**Given task:** Repeat each record exactly as written, and drop any images.

-- Start of Stored data --

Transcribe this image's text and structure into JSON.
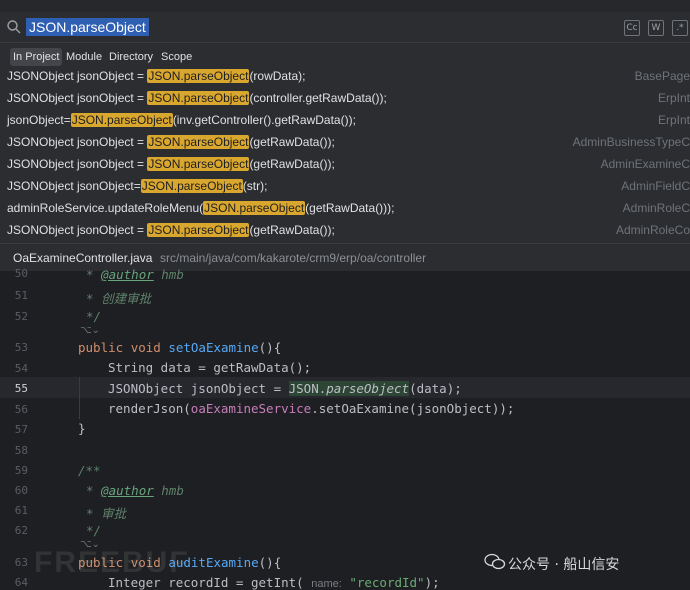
{
  "search": {
    "value": "JSON.parseObject"
  },
  "scope_tabs": [
    {
      "label": "In Project",
      "active": true
    },
    {
      "label": "Module",
      "active": false
    },
    {
      "label": "Directory",
      "active": false
    },
    {
      "label": "Scope",
      "active": false
    }
  ],
  "results": [
    {
      "pre": "JSONObject jsonObject = ",
      "match": "JSON.parseObject",
      "post": "(rowData);",
      "file": "BasePage"
    },
    {
      "pre": "JSONObject jsonObject = ",
      "match": "JSON.parseObject",
      "post": "(controller.getRawData());",
      "file": "ErpInt"
    },
    {
      "pre": "jsonObject=",
      "match": "JSON.parseObject",
      "post": "(inv.getController().getRawData());",
      "file": "ErpInt"
    },
    {
      "pre": "JSONObject jsonObject = ",
      "match": "JSON.parseObject",
      "post": "(getRawData());",
      "file": "AdminBusinessTypeC"
    },
    {
      "pre": "JSONObject jsonObject = ",
      "match": "JSON.parseObject",
      "post": "(getRawData());",
      "file": "AdminExamineC"
    },
    {
      "pre": "JSONObject jsonObject=",
      "match": "JSON.parseObject",
      "post": "(str);",
      "file": "AdminFieldC"
    },
    {
      "pre": "adminRoleService.updateRoleMenu(",
      "match": "JSON.parseObject",
      "post": "(getRawData()));",
      "file": "AdminRoleC"
    },
    {
      "pre": "JSONObject jsonObject = ",
      "match": "JSON.parseObject",
      "post": "(getRawData());",
      "file": "AdminRoleCo"
    }
  ],
  "path": {
    "file": "OaExamineController.java",
    "dir": "src/main/java/com/kakarote/crm9/erp/oa/controller"
  },
  "editor": {
    "line_numbers": [
      "50",
      "51",
      "52",
      "53",
      "54",
      "55",
      "56",
      "57",
      "58",
      "59",
      "60",
      "61",
      "62",
      "63",
      "64"
    ],
    "current_line": "55",
    "author_tag": "@author",
    "author_name": "hmb",
    "comment_create": "创建审批",
    "comment_approve": "审批",
    "doc_open": "/**",
    "doc_close": "*/",
    "kw_public": "public",
    "kw_void": "void",
    "m_set": "setOaExamine",
    "m_audit": "auditExamine",
    "l54": "String data = getRawData();",
    "l55_a": "JSONObject jsonObject = ",
    "l55_cls": "JSON",
    "l55_dot": ".",
    "l55_m": "parseObject",
    "l55_b": "(data);",
    "l56_a": "renderJson(",
    "l56_fld": "oaExamineService",
    "l56_b": ".setOaExamine(jsonObject));",
    "brace_close": "}",
    "l64_a": "Integer recordId = getInt(",
    "l64_hint": "name:",
    "l64_str": "\"recordId\"",
    "l64_b": ");"
  },
  "watermark": {
    "text": "公众号 · 船山信安",
    "brand": "FREEBUF"
  }
}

-- End of Stored data --

**Written reply:**
Transcribe this image's text and structure into JSON.
{
  "search": {
    "value": "JSON.parseObject"
  },
  "scope_tabs": [
    {
      "label": "In Project",
      "active": true
    },
    {
      "label": "Module",
      "active": false
    },
    {
      "label": "Directory",
      "active": false
    },
    {
      "label": "Scope",
      "active": false
    }
  ],
  "results": [
    {
      "pre": "JSONObject jsonObject = ",
      "match": "JSON.parseObject",
      "post": "(rowData);",
      "file": "BasePage"
    },
    {
      "pre": "JSONObject jsonObject = ",
      "match": "JSON.parseObject",
      "post": "(controller.getRawData());",
      "file": "ErpInt"
    },
    {
      "pre": "jsonObject=",
      "match": "JSON.parseObject",
      "post": "(inv.getController().getRawData());",
      "file": "ErpInt"
    },
    {
      "pre": "JSONObject jsonObject = ",
      "match": "JSON.parseObject",
      "post": "(getRawData());",
      "file": "AdminBusinessTypeC"
    },
    {
      "pre": "JSONObject jsonObject = ",
      "match": "JSON.parseObject",
      "post": "(getRawData());",
      "file": "AdminExamineC"
    },
    {
      "pre": "JSONObject jsonObject=",
      "match": "JSON.parseObject",
      "post": "(str);",
      "file": "AdminFieldC"
    },
    {
      "pre": "adminRoleService.updateRoleMenu(",
      "match": "JSON.parseObject",
      "post": "(getRawData()));",
      "file": "AdminRoleC"
    },
    {
      "pre": "JSONObject jsonObject = ",
      "match": "JSON.parseObject",
      "post": "(getRawData());",
      "file": "AdminRoleCo"
    }
  ],
  "path": {
    "file": "OaExamineController.java",
    "dir": "src/main/java/com/kakarote/crm9/erp/oa/controller"
  },
  "editor": {
    "line_numbers": [
      "50",
      "51",
      "52",
      "53",
      "54",
      "55",
      "56",
      "57",
      "58",
      "59",
      "60",
      "61",
      "62",
      "63",
      "64"
    ],
    "current_line": "55",
    "author_tag": "@author",
    "author_name": "hmb",
    "comment_create": "创建审批",
    "comment_approve": "审批",
    "doc_open": "/**",
    "doc_close": "*/",
    "kw_public": "public",
    "kw_void": "void",
    "m_set": "setOaExamine",
    "m_audit": "auditExamine",
    "l54": "String data = getRawData();",
    "l55_a": "JSONObject jsonObject = ",
    "l55_cls": "JSON",
    "l55_dot": ".",
    "l55_m": "parseObject",
    "l55_b": "(data);",
    "l56_a": "renderJson(",
    "l56_fld": "oaExamineService",
    "l56_b": ".setOaExamine(jsonObject));",
    "brace_close": "}",
    "l64_a": "Integer recordId = getInt(",
    "l64_hint": "name:",
    "l64_str": "\"recordId\"",
    "l64_b": ");"
  },
  "watermark": {
    "text": "公众号 · 船山信安",
    "brand": "FREEBUF"
  }
}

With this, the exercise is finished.